____ PROVIDED ENTRIES

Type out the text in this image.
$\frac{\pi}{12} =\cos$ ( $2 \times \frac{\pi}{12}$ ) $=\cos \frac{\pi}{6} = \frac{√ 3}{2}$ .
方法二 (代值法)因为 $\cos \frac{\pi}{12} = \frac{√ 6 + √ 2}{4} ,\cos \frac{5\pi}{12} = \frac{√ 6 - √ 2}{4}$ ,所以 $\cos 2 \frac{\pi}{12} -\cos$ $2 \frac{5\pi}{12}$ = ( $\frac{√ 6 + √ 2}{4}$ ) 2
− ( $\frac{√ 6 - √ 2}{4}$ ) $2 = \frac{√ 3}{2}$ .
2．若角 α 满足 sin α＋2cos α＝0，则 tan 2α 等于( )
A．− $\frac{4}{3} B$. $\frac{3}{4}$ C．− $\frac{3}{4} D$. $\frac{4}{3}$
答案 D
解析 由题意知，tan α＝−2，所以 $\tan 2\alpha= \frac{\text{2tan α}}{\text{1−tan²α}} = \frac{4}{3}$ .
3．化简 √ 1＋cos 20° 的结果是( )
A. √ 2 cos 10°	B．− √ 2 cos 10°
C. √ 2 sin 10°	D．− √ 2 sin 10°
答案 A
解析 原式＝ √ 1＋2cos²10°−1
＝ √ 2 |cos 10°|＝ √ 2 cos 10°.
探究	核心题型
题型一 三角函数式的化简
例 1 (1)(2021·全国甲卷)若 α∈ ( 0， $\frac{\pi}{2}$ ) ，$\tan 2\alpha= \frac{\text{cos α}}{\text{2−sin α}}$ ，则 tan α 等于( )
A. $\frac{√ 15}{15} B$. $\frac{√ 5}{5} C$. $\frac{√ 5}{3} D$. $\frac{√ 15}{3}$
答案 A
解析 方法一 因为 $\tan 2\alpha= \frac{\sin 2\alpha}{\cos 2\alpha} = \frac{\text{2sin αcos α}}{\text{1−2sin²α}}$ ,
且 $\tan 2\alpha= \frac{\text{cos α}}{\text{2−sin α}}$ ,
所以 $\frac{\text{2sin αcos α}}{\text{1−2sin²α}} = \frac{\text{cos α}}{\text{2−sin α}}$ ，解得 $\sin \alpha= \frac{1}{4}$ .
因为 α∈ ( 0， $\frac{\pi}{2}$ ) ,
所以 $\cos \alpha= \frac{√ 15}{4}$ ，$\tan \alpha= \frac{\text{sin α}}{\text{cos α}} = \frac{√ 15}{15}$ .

________

#### STATED PROBLEM:
Copy all the records above precisely.

#### SOLUTION:
Type out the text in this image.
$\frac{\pi}{12} =\cos$ ( $2 \times \frac{\pi}{12}$ ) $=\cos \frac{\pi}{6} = \frac{√ 3}{2}$ .
方法二 (代值法)因为 $\cos \frac{\pi}{12} = \frac{√ 6 + √ 2}{4} ,\cos \frac{5\pi}{12} = \frac{√ 6 - √ 2}{4}$ ,所以 $\cos 2 \frac{\pi}{12} -\cos$ $2 \frac{5\pi}{12}$ = ( $\frac{√ 6 + √ 2}{4}$ ) 2
− ( $\frac{√ 6 - √ 2}{4}$ ) $2 = \frac{√ 3}{2}$ .
2．若角 α 满足 sin α＋2cos α＝0，则 tan 2α 等于( )
A．− $\frac{4}{3} B$. $\frac{3}{4}$ C．− $\frac{3}{4} D$. $\frac{4}{3}$
答案 D
解析 由题意知，tan α＝−2，所以 $\tan 2\alpha= \frac{\text{2tan α}}{\text{1−tan²α}} = \frac{4}{3}$ .
3．化简 √ 1＋cos 20° 的结果是( )
A. √ 2 cos 10°	B．− √ 2 cos 10°
C. √ 2 sin 10°	D．− √ 2 sin 10°
答案 A
解析 原式＝ √ 1＋2cos²10°−1
＝ √ 2 |cos 10°|＝ √ 2 cos 10°.
探究	核心题型
题型一 三角函数式的化简
例 1 (1)(2021·全国甲卷)若 α∈ ( 0， $\frac{\pi}{2}$ ) ，$\tan 2\alpha= \frac{\text{cos α}}{\text{2−sin α}}$ ，则 tan α 等于( )
A. $\frac{√ 15}{15} B$. $\frac{√ 5}{5} C$. $\frac{√ 5}{3} D$. $\frac{√ 15}{3}$
答案 A
解析 方法一 因为 $\tan 2\alpha= \frac{\sin 2\alpha}{\cos 2\alpha} = \frac{\text{2sin αcos α}}{\text{1−2sin²α}}$ ,
且 $\tan 2\alpha= \frac{\text{cos α}}{\text{2−sin α}}$ ,
所以 $\frac{\text{2sin αcos α}}{\text{1−2sin²α}} = \frac{\text{cos α}}{\text{2−sin α}}$ ，解得 $\sin \alpha= \frac{1}{4}$ .
因为 α∈ ( 0， $\frac{\pi}{2}$ ) ,
所以 $\cos \alpha= \frac{√ 15}{4}$ ，$\tan \alpha= \frac{\text{sin α}}{\text{cos α}} = \frac{√ 15}{15}$ .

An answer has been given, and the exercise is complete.